TO DO: Transcribe the entries that follow, word for word.

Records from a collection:

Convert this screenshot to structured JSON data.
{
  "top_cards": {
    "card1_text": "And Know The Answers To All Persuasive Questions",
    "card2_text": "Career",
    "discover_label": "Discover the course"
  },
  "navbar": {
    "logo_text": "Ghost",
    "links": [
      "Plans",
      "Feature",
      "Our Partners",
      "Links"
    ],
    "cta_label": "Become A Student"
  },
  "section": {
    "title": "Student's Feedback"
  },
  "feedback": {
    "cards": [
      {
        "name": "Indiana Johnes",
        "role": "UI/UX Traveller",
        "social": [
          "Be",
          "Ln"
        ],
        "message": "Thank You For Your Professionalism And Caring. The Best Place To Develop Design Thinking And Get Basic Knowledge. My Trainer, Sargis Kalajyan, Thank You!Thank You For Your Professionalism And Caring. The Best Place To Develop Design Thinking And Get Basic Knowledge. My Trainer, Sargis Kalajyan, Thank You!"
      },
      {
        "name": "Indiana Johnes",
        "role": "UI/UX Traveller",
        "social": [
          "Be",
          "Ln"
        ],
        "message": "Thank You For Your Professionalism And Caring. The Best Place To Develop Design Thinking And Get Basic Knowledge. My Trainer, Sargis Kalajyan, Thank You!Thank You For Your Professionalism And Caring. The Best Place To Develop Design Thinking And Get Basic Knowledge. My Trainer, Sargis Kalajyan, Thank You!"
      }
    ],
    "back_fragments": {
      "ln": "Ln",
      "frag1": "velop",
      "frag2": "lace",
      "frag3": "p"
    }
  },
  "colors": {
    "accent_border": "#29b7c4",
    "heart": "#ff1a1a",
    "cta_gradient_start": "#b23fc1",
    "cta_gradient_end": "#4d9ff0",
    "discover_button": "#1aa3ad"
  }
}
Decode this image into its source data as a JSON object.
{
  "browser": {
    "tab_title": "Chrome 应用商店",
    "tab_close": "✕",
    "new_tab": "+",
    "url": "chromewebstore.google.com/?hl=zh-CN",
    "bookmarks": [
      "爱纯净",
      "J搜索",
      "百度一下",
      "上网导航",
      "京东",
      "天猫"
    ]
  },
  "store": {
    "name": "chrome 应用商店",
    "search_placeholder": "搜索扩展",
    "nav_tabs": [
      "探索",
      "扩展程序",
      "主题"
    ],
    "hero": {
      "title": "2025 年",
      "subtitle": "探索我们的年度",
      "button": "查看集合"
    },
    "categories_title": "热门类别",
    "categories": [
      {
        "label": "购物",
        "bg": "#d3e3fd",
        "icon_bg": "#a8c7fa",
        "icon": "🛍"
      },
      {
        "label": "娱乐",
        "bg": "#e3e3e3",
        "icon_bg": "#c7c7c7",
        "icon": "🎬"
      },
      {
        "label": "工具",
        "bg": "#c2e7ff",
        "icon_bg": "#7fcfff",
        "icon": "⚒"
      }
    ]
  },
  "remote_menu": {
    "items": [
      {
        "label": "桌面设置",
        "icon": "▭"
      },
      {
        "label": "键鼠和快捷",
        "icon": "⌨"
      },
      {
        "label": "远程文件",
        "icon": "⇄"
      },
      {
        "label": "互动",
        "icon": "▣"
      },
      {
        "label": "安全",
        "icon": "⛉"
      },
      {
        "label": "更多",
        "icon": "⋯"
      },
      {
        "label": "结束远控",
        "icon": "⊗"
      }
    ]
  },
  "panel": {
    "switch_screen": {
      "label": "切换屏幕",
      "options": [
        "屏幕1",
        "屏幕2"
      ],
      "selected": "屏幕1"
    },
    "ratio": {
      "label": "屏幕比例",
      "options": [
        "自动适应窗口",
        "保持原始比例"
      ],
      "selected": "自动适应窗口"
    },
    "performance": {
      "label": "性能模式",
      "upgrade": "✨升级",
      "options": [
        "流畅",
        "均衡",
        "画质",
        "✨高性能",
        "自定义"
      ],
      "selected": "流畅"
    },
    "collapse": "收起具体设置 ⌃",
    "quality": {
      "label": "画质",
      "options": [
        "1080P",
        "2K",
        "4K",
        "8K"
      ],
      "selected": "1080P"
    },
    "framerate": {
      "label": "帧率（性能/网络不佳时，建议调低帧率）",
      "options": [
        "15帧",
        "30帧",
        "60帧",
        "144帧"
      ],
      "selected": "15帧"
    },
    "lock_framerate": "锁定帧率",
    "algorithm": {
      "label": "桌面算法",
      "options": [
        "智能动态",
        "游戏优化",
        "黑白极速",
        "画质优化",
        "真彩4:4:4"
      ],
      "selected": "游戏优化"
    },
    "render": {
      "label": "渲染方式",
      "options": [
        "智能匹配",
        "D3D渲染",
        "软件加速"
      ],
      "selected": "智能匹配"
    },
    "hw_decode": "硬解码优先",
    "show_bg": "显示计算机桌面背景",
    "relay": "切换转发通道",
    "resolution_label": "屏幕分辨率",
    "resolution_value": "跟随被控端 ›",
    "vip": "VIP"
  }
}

SOLUTION TO THE EXERCISE:
Convert this screenshot to structured JSON data.
{
  "top_cards": {
    "card1_text": "And Know The Answers To All Persuasive Questions",
    "card2_text": "Career",
    "discover_label": "Discover the course"
  },
  "navbar": {
    "logo_text": "Ghost",
    "links": [
      "Plans",
      "Feature",
      "Our Partners",
      "Links"
    ],
    "cta_label": "Become A Student"
  },
  "section": {
    "title": "Student's Feedback"
  },
  "feedback": {
    "cards": [
      {
        "name": "Indiana Johnes",
        "role": "UI/UX Traveller",
        "social": [
          "Be",
          "Ln"
        ],
        "message": "Thank You For Your Professionalism And Caring. The Best Place To Develop Design Thinking And Get Basic Knowledge. My Trainer, Sargis Kalajyan, Thank You!Thank You For Your Professionalism And Caring. The Best Place To Develop Design Thinking And Get Basic Knowledge. My Trainer, Sargis Kalajyan, Thank You!"
      },
      {
        "name": "Indiana Johnes",
        "role": "UI/UX Traveller",
        "social": [
          "Be",
          "Ln"
        ],
        "message": "Thank You For Your Professionalism And Caring. The Best Place To Develop Design Thinking And Get Basic Knowledge. My Trainer, Sargis Kalajyan, Thank You!Thank You For Your Professionalism And Caring. The Best Place To Develop Design Thinking And Get Basic Knowledge. My Trainer, Sargis Kalajyan, Thank You!"
      }
    ],
    "back_fragments": {
      "ln": "Ln",
      "frag1": "velop",
      "frag2": "lace",
      "frag3": "p"
    }
  },
  "colors": {
    "accent_border": "#29b7c4",
    "heart": "#ff1a1a",
    "cta_gradient_start": "#b23fc1",
    "cta_gradient_end": "#4d9ff0",
    "discover_button": "#1aa3ad"
  }
}
Decode this image into its source data as a JSON object.
{
  "browser": {
    "tab_title": "Chrome 应用商店",
    "tab_close": "✕",
    "new_tab": "+",
    "url": "chromewebstore.google.com/?hl=zh-CN",
    "bookmarks": [
      "爱纯净",
      "J搜索",
      "百度一下",
      "上网导航",
      "京东",
      "天猫"
    ]
  },
  "store": {
    "name": "chrome 应用商店",
    "search_placeholder": "搜索扩展",
    "nav_tabs": [
      "探索",
      "扩展程序",
      "主题"
    ],
    "hero": {
      "title": "2025 年",
      "subtitle": "探索我们的年度",
      "button": "查看集合"
    },
    "categories_title": "热门类别",
    "categories": [
      {
        "label": "购物",
        "bg": "#d3e3fd",
        "icon_bg": "#a8c7fa",
        "icon": "🛍"
      },
      {
        "label": "娱乐",
        "bg": "#e3e3e3",
        "icon_bg": "#c7c7c7",
        "icon": "🎬"
      },
      {
        "label": "工具",
        "bg": "#c2e7ff",
        "icon_bg": "#7fcfff",
        "icon": "⚒"
      }
    ]
  },
  "remote_menu": {
    "items": [
      {
        "label": "桌面设置",
        "icon": "▭"
      },
      {
        "label": "键鼠和快捷",
        "icon": "⌨"
      },
      {
        "label": "远程文件",
        "icon": "⇄"
      },
      {
        "label": "互动",
        "icon": "▣"
      },
      {
        "label": "安全",
        "icon": "⛉"
      },
      {
        "label": "更多",
        "icon": "⋯"
      },
      {
        "label": "结束远控",
        "icon": "⊗"
      }
    ]
  },
  "panel": {
    "switch_screen": {
      "label": "切换屏幕",
      "options": [
        "屏幕1",
        "屏幕2"
      ],
      "selected": "屏幕1"
    },
    "ratio": {
      "label": "屏幕比例",
      "options": [
        "自动适应窗口",
        "保持原始比例"
      ],
      "selected": "自动适应窗口"
    },
    "performance": {
      "label": "性能模式",
      "upgrade": "✨升级",
      "options": [
        "流畅",
        "均衡",
        "画质",
        "✨高性能",
        "自定义"
      ],
      "selected": "流畅"
    },
    "collapse": "收起具体设置 ⌃",
    "quality": {
      "label": "画质",
      "options": [
        "1080P",
        "2K",
        "4K",
        "8K"
      ],
      "selected": "1080P"
    },
    "framerate": {
      "label": "帧率（性能/网络不佳时，建议调低帧率）",
      "options": [
        "15帧",
        "30帧",
        "60帧",
        "144帧"
      ],
      "selected": "15帧"
    },
    "lock_framerate": "锁定帧率",
    "algorithm": {
      "label": "桌面算法",
      "options": [
        "智能动态",
        "游戏优化",
        "黑白极速",
        "画质优化",
        "真彩4:4:4"
      ],
      "selected": "游戏优化"
    },
    "render": {
      "label": "渲染方式",
      "options": [
        "智能匹配",
        "D3D渲染",
        "软件加速"
      ],
      "selected": "智能匹配"
    },
    "hw_decode": "硬解码优先",
    "show_bg": "显示计算机桌面背景",
    "relay": "切换转发通道",
    "resolution_label": "屏幕分辨率",
    "resolution_value": "跟随被控端 ›",
    "vip": "VIP"
  }
}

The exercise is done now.